### STATED GOAL
Gather every line in the records below that contains the word "Rückseite".

-------- DATA RECORDS --------

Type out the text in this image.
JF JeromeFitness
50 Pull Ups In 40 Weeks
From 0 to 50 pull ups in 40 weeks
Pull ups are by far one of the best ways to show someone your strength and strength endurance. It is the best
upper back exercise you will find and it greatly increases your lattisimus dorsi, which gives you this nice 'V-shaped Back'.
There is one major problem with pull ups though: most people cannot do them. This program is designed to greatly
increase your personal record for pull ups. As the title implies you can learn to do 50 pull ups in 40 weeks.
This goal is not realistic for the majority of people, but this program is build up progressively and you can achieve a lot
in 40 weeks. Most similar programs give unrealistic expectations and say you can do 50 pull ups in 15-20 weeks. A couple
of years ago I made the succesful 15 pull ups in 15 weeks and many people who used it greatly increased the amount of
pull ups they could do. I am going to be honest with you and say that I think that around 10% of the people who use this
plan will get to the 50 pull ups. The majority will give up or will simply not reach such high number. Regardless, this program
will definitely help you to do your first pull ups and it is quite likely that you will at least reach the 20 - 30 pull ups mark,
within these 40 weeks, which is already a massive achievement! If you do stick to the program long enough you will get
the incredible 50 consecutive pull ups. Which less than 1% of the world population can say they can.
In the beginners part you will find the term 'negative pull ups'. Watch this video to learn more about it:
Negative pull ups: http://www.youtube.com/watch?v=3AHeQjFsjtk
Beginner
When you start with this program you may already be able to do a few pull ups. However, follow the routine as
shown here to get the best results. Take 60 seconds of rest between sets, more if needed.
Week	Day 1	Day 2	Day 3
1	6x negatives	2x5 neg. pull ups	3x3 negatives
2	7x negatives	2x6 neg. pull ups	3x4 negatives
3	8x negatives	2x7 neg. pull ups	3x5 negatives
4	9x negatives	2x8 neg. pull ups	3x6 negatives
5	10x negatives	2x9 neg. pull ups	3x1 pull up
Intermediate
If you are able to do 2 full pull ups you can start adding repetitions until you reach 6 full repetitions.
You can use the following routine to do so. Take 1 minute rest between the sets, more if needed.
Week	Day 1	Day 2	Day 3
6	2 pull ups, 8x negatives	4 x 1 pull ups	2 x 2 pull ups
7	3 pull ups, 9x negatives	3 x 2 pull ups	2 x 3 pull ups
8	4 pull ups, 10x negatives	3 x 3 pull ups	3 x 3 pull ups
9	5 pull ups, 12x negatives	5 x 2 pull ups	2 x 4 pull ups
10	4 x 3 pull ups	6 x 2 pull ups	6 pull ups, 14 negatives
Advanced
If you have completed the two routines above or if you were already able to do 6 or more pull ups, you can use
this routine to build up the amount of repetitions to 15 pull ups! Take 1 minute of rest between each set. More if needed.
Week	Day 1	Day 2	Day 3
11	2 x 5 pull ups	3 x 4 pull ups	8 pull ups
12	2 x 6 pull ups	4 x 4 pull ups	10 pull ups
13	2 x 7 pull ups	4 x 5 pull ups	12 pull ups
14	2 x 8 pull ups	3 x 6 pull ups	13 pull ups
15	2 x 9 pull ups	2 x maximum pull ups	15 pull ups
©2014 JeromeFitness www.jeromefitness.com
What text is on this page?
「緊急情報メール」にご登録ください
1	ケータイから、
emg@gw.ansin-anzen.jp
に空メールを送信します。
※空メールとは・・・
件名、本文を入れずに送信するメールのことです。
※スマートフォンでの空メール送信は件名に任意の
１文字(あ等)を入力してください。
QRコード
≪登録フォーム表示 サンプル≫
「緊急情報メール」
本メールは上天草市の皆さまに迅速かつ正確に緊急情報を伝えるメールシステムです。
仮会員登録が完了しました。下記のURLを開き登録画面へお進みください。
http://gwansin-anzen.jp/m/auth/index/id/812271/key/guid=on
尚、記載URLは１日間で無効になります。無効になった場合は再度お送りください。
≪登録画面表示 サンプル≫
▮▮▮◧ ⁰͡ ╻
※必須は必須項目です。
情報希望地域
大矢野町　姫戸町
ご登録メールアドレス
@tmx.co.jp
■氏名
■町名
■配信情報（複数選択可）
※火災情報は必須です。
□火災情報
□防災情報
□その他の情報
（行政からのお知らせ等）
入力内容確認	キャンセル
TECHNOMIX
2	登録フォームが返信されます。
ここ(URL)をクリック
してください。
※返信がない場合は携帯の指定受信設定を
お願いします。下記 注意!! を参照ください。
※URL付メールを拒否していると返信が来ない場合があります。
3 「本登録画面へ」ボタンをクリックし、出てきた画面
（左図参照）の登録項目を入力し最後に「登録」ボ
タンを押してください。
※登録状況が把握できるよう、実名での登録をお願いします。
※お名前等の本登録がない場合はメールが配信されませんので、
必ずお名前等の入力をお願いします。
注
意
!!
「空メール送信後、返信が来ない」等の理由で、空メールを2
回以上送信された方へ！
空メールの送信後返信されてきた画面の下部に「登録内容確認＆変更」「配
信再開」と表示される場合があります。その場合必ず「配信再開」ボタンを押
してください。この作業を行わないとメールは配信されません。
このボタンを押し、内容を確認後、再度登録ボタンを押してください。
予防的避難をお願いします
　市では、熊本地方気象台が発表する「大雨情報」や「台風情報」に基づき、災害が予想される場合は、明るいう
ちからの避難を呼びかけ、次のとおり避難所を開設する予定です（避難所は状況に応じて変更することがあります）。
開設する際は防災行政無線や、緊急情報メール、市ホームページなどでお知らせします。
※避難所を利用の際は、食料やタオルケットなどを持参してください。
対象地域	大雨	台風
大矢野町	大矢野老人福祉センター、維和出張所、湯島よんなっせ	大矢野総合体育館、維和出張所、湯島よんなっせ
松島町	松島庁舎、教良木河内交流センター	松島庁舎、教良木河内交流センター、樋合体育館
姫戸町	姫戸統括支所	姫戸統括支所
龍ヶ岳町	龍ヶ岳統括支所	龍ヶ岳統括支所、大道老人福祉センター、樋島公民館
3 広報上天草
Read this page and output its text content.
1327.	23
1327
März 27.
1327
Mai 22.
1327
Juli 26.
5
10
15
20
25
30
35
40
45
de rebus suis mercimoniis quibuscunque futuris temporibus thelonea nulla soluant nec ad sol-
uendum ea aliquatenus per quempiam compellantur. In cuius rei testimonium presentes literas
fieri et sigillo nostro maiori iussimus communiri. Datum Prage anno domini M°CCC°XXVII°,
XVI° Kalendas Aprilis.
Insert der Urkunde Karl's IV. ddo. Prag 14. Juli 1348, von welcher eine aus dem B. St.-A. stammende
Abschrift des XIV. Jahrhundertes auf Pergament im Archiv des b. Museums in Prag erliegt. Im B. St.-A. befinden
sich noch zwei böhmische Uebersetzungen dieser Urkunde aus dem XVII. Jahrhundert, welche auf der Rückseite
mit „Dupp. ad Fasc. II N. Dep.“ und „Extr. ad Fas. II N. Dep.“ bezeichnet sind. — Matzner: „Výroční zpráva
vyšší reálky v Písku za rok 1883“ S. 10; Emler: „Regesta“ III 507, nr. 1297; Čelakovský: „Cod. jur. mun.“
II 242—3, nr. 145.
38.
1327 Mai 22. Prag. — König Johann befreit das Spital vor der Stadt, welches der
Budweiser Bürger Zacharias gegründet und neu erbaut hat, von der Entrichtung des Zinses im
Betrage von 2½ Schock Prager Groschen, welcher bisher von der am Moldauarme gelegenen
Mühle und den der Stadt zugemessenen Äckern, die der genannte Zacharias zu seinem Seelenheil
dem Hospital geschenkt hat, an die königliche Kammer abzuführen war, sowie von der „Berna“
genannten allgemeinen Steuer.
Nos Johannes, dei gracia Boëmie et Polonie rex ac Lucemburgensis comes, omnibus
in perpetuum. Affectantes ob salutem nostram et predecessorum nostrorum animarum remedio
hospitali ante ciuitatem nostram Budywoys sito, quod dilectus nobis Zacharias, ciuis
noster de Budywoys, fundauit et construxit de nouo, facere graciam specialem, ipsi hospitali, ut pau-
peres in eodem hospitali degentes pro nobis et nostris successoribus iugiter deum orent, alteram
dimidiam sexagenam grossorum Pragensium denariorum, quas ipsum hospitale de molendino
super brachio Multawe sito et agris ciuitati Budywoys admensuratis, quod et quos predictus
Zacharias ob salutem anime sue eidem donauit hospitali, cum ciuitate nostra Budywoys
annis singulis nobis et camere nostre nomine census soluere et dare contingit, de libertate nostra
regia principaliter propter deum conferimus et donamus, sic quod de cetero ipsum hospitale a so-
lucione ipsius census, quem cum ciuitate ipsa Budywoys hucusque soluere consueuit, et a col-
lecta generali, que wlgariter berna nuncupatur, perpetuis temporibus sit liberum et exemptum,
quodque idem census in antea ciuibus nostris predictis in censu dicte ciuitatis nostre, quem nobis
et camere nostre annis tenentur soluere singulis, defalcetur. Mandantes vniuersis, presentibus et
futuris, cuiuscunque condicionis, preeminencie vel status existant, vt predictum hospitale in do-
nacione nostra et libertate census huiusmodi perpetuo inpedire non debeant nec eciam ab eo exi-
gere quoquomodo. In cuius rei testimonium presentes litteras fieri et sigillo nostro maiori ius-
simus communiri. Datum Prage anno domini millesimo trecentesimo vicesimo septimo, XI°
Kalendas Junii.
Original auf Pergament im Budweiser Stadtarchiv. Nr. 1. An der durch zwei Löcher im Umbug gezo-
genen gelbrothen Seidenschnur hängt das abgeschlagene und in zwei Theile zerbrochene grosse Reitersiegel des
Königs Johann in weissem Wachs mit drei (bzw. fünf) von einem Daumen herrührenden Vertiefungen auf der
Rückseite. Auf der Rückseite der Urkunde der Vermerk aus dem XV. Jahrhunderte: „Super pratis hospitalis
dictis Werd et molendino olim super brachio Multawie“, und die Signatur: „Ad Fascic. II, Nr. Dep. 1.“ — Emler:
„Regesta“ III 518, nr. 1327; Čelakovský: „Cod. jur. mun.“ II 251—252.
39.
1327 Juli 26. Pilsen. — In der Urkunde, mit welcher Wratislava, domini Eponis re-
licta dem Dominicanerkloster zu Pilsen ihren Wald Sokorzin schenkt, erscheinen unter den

--------

### COMPLETE ANSWER
sich noch zwei böhmische Uebersetzungen dieser Urkunde aus dem XVII. Jahrhundert, welche auf der Rückseite
Rückseite. Auf der Rückseite der Urkunde der Vermerk aus dem XV. Jahrhunderte: „Super pratis hospitalis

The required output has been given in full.